> **INPUT MATERIAL**
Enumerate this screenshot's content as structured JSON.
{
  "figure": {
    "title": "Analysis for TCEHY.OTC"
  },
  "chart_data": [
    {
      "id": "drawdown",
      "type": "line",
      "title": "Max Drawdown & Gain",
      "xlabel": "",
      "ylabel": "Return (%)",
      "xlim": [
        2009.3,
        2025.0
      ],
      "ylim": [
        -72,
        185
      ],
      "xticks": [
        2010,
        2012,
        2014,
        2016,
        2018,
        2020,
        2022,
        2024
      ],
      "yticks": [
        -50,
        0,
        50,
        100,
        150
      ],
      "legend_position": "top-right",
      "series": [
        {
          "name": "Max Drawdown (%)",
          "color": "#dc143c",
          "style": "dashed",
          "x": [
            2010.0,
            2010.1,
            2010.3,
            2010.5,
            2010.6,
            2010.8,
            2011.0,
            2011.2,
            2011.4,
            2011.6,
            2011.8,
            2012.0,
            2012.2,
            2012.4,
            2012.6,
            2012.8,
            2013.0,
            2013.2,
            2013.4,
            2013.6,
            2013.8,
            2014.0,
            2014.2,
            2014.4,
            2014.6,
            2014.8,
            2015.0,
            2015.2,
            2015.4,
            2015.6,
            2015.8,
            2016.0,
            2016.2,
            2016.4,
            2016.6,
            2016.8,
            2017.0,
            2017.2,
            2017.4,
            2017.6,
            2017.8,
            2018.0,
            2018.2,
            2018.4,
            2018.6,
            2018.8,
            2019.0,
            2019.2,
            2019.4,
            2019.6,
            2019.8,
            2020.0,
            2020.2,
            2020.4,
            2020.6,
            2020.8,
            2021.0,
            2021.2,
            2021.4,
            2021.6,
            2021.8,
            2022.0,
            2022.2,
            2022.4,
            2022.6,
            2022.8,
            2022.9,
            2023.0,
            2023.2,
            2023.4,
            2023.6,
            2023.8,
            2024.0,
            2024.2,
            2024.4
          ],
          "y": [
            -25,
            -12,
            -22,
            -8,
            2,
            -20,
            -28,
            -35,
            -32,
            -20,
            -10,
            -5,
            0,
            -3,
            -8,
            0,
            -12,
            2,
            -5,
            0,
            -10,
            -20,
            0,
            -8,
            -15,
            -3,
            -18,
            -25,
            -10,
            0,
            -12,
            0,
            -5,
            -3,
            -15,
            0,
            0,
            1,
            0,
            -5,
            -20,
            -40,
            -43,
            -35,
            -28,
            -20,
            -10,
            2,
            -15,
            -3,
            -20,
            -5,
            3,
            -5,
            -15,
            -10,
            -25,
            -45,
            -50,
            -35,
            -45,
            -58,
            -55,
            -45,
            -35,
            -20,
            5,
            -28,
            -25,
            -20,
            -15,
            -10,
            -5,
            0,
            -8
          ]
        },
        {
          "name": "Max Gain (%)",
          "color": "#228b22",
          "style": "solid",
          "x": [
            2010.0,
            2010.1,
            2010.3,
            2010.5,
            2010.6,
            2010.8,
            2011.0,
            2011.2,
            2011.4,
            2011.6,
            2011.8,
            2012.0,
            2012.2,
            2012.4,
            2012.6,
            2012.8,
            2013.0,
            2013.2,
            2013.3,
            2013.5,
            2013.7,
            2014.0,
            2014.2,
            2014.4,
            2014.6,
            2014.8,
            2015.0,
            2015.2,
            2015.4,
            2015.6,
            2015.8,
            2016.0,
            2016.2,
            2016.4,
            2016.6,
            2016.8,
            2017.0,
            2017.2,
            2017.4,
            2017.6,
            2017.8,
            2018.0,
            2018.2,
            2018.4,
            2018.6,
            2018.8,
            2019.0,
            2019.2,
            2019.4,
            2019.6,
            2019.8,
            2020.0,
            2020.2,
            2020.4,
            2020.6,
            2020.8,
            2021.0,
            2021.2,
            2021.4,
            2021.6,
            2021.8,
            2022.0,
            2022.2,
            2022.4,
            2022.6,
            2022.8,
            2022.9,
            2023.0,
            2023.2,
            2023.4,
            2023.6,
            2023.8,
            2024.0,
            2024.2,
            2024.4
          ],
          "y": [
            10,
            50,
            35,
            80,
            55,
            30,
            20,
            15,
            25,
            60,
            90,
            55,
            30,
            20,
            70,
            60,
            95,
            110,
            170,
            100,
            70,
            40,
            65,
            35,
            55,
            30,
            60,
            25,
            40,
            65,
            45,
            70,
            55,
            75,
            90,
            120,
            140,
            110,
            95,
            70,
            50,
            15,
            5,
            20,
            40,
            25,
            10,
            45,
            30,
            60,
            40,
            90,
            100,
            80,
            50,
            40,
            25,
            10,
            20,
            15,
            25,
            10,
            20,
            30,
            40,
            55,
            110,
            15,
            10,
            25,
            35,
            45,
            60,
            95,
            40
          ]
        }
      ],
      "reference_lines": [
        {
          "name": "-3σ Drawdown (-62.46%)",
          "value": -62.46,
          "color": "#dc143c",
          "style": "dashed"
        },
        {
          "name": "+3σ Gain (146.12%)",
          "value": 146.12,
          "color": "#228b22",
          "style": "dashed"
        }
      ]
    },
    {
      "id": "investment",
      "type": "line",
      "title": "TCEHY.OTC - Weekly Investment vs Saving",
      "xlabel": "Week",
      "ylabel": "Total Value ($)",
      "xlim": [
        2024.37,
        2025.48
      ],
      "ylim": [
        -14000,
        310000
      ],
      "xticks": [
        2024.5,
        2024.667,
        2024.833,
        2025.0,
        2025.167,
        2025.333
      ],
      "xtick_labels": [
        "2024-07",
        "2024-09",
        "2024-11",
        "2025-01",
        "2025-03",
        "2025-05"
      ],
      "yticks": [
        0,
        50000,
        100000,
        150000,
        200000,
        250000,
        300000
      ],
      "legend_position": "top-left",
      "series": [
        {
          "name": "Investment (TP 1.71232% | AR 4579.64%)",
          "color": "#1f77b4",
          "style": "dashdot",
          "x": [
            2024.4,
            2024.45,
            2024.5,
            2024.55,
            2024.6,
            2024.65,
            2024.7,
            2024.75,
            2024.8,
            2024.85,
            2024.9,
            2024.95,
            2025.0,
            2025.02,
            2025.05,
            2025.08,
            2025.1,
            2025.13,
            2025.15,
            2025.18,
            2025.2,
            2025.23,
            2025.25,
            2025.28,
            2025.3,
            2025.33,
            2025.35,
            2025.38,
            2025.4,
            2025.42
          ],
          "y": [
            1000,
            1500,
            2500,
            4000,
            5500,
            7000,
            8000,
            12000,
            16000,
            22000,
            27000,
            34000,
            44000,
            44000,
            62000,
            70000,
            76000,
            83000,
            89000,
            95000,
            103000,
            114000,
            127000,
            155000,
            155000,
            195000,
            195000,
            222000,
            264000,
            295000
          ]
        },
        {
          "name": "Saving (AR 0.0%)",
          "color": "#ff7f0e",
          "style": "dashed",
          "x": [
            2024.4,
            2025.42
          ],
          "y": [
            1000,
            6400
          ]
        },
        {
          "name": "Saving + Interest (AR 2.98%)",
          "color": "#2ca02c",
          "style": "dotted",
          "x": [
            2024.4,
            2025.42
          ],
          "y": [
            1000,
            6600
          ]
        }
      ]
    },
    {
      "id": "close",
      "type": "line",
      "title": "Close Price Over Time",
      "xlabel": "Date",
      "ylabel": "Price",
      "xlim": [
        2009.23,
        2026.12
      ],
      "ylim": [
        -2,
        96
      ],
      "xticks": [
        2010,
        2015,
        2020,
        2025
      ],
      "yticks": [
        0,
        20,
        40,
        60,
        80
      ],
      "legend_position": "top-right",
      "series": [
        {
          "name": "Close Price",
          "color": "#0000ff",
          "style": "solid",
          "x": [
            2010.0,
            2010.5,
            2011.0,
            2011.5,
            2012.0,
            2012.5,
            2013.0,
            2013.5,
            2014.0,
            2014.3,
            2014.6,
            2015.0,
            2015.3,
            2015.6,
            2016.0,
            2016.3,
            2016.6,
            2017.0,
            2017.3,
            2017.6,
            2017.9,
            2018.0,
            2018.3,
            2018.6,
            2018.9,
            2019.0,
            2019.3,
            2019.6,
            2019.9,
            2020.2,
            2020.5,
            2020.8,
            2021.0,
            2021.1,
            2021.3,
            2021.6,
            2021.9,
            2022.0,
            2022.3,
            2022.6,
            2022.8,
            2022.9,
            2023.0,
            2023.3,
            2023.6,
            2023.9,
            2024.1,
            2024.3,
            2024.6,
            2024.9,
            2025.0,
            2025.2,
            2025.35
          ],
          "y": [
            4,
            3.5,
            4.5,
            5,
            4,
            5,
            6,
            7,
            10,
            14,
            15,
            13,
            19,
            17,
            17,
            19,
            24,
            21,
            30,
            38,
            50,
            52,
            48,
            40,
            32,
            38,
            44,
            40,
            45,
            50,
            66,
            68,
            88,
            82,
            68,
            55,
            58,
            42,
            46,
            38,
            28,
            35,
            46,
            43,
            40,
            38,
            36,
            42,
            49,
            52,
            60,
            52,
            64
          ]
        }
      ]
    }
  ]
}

> **WRITTEN INSTRUCTION**
Find each line holding the string "title" and copy it out.

> **THE SOLUTION**
    "title": "Analysis for TCEHY.OTC"
      "title": "Max Drawdown & Gain",
      "title": "TCEHY.OTC - Weekly Investment vs Saving",
      "title": "Close Price Over Time",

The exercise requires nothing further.